PROBLEM REQUIREMENTS.
Everything from the line containing "Output a JSON object describing the content" to the last line of the records must be returned verbatim; nothing else belongs in the output.

TASK INPUT.
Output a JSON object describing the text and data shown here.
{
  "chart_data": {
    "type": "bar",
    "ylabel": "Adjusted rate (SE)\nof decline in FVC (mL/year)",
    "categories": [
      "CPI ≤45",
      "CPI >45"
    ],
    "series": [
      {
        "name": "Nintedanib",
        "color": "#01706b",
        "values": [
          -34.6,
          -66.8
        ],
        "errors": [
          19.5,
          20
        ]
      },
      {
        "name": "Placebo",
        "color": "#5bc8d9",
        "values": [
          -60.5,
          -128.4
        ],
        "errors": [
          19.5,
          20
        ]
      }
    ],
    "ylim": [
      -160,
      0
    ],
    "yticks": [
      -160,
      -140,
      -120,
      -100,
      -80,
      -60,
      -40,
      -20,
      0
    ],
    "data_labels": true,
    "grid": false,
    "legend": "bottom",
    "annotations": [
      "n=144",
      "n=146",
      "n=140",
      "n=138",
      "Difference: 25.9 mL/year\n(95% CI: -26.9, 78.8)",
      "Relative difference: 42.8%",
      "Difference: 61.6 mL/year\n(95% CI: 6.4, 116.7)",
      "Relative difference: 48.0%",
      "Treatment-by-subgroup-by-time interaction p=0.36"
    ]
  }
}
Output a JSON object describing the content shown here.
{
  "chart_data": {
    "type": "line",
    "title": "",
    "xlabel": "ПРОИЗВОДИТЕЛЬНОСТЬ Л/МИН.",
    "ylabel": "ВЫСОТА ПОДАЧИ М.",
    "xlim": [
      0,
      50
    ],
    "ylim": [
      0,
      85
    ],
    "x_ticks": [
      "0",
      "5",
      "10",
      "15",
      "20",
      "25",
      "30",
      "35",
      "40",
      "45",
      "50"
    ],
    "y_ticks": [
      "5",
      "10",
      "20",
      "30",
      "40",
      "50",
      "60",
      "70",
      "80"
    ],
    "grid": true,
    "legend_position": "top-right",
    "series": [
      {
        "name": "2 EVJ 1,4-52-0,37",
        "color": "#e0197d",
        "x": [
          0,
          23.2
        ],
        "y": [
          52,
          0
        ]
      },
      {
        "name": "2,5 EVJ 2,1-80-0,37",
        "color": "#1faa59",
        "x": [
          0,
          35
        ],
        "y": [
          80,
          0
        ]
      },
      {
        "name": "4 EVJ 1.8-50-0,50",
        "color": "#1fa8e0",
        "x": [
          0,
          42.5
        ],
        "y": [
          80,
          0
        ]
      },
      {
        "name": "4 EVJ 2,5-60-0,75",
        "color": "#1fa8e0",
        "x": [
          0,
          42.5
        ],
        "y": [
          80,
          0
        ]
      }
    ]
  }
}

ANSWER FOR THE TASK.
Output a JSON object describing the content shown here.
{
  "chart_data": {
    "type": "line",
    "title": "",
    "xlabel": "ПРОИЗВОДИТЕЛЬНОСТЬ Л/МИН.",
    "ylabel": "ВЫСОТА ПОДАЧИ М.",
    "xlim": [
      0,
      50
    ],
    "ylim": [
      0,
      85
    ],
    "x_ticks": [
      "0",
      "5",
      "10",
      "15",
      "20",
      "25",
      "30",
      "35",
      "40",
      "45",
      "50"
    ],
    "y_ticks": [
      "5",
      "10",
      "20",
      "30",
      "40",
      "50",
      "60",
      "70",
      "80"
    ],
    "grid": true,
    "legend_position": "top-right",
    "series": [
      {
        "name": "2 EVJ 1,4-52-0,37",
        "color": "#e0197d",
        "x": [
          0,
          23.2
        ],
        "y": [
          52,
          0
        ]
      },
      {
        "name": "2,5 EVJ 2,1-80-0,37",
        "color": "#1faa59",
        "x": [
          0,
          35
        ],
        "y": [
          80,
          0
        ]
      },
      {
        "name": "4 EVJ 1.8-50-0,50",
        "color": "#1fa8e0",
        "x": [
          0,
          42.5
        ],
        "y": [
          80,
          0
        ]
      },
      {
        "name": "4 EVJ 2,5-60-0,75",
        "color": "#1fa8e0",
        "x": [
          0,
          42.5
        ],
        "y": [
          80,
          0
        ]
      }
    ]
  }
}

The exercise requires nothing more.